RECORDED INFORMATION:
- - - - - - -

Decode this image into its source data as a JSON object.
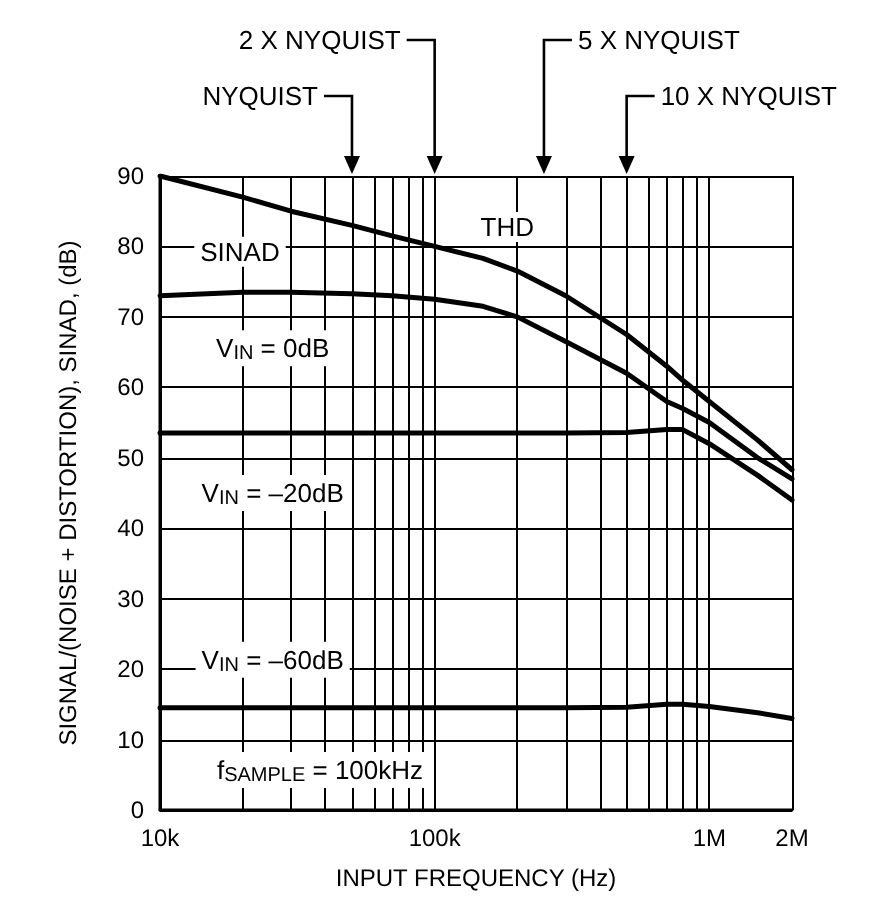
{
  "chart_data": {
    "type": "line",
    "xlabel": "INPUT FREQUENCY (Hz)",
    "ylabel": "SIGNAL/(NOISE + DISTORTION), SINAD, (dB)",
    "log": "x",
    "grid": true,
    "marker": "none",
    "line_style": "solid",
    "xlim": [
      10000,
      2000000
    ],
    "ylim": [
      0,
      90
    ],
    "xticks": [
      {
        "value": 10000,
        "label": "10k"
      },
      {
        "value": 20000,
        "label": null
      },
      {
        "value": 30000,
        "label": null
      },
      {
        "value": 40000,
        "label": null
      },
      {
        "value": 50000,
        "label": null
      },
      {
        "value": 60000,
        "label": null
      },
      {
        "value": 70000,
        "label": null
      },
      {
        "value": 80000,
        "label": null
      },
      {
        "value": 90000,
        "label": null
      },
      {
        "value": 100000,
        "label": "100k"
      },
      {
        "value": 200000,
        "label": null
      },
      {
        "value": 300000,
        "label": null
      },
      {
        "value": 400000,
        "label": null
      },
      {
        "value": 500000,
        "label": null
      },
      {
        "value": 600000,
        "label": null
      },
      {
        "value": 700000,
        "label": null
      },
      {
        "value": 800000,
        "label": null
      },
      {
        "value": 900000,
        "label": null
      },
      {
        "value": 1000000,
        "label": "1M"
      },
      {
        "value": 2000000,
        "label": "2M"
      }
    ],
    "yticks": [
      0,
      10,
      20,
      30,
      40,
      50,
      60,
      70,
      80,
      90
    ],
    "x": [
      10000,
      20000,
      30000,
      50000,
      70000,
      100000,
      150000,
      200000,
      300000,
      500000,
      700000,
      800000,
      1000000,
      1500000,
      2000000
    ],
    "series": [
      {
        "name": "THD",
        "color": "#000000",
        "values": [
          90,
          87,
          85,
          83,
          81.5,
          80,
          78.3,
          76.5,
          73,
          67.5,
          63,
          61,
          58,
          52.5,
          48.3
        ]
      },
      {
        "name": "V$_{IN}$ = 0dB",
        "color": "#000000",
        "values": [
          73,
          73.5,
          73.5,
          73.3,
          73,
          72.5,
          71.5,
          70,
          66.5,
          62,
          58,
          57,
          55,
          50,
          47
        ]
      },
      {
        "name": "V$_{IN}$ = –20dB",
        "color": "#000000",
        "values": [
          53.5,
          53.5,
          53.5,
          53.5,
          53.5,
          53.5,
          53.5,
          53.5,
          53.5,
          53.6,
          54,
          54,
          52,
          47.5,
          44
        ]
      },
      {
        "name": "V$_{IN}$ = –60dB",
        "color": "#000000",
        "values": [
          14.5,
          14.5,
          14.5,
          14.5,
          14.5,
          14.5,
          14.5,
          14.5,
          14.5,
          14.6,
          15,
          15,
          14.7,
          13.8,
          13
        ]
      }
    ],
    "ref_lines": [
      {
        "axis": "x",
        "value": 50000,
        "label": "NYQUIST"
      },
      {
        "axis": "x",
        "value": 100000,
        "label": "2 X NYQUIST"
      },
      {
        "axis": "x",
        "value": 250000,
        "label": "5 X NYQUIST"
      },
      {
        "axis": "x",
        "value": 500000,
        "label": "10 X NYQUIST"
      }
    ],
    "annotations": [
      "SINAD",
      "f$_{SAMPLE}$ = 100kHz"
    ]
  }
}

- - - - - - -

WRITTEN REQUEST: Leave out all images, then reproduce the entries above exactly.

OUTPUT BELOW:
Decode this image into its source data as a JSON object.
{
  "chart_data": {
    "type": "line",
    "xlabel": "INPUT FREQUENCY (Hz)",
    "ylabel": "SIGNAL/(NOISE + DISTORTION), SINAD, (dB)",
    "log": "x",
    "grid": true,
    "marker": "none",
    "line_style": "solid",
    "xlim": [
      10000,
      2000000
    ],
    "ylim": [
      0,
      90
    ],
    "xticks": [
      {
        "value": 10000,
        "label": "10k"
      },
      {
        "value": 20000,
        "label": null
      },
      {
        "value": 30000,
        "label": null
      },
      {
        "value": 40000,
        "label": null
      },
      {
        "value": 50000,
        "label": null
      },
      {
        "value": 60000,
        "label": null
      },
      {
        "value": 70000,
        "label": null
      },
      {
        "value": 80000,
        "label": null
      },
      {
        "value": 90000,
        "label": null
      },
      {
        "value": 100000,
        "label": "100k"
      },
      {
        "value": 200000,
        "label": null
      },
      {
        "value": 300000,
        "label": null
      },
      {
        "value": 400000,
        "label": null
      },
      {
        "value": 500000,
        "label": null
      },
      {
        "value": 600000,
        "label": null
      },
      {
        "value": 700000,
        "label": null
      },
      {
        "value": 800000,
        "label": null
      },
      {
        "value": 900000,
        "label": null
      },
      {
        "value": 1000000,
        "label": "1M"
      },
      {
        "value": 2000000,
        "label": "2M"
      }
    ],
    "yticks": [
      0,
      10,
      20,
      30,
      40,
      50,
      60,
      70,
      80,
      90
    ],
    "x": [
      10000,
      20000,
      30000,
      50000,
      70000,
      100000,
      150000,
      200000,
      300000,
      500000,
      700000,
      800000,
      1000000,
      1500000,
      2000000
    ],
    "series": [
      {
        "name": "THD",
        "color": "#000000",
        "values": [
          90,
          87,
          85,
          83,
          81.5,
          80,
          78.3,
          76.5,
          73,
          67.5,
          63,
          61,
          58,
          52.5,
          48.3
        ]
      },
      {
        "name": "V$_{IN}$ = 0dB",
        "color": "#000000",
        "values": [
          73,
          73.5,
          73.5,
          73.3,
          73,
          72.5,
          71.5,
          70,
          66.5,
          62,
          58,
          57,
          55,
          50,
          47
        ]
      },
      {
        "name": "V$_{IN}$ = –20dB",
        "color": "#000000",
        "values": [
          53.5,
          53.5,
          53.5,
          53.5,
          53.5,
          53.5,
          53.5,
          53.5,
          53.5,
          53.6,
          54,
          54,
          52,
          47.5,
          44
        ]
      },
      {
        "name": "V$_{IN}$ = –60dB",
        "color": "#000000",
        "values": [
          14.5,
          14.5,
          14.5,
          14.5,
          14.5,
          14.5,
          14.5,
          14.5,
          14.5,
          14.6,
          15,
          15,
          14.7,
          13.8,
          13
        ]
      }
    ],
    "ref_lines": [
      {
        "axis": "x",
        "value": 50000,
        "label": "NYQUIST"
      },
      {
        "axis": "x",
        "value": 100000,
        "label": "2 X NYQUIST"
      },
      {
        "axis": "x",
        "value": 250000,
        "label": "5 X NYQUIST"
      },
      {
        "axis": "x",
        "value": 500000,
        "label": "10 X NYQUIST"
      }
    ],
    "annotations": [
      "SINAD",
      "f$_{SAMPLE}$ = 100kHz"
    ]
  }
}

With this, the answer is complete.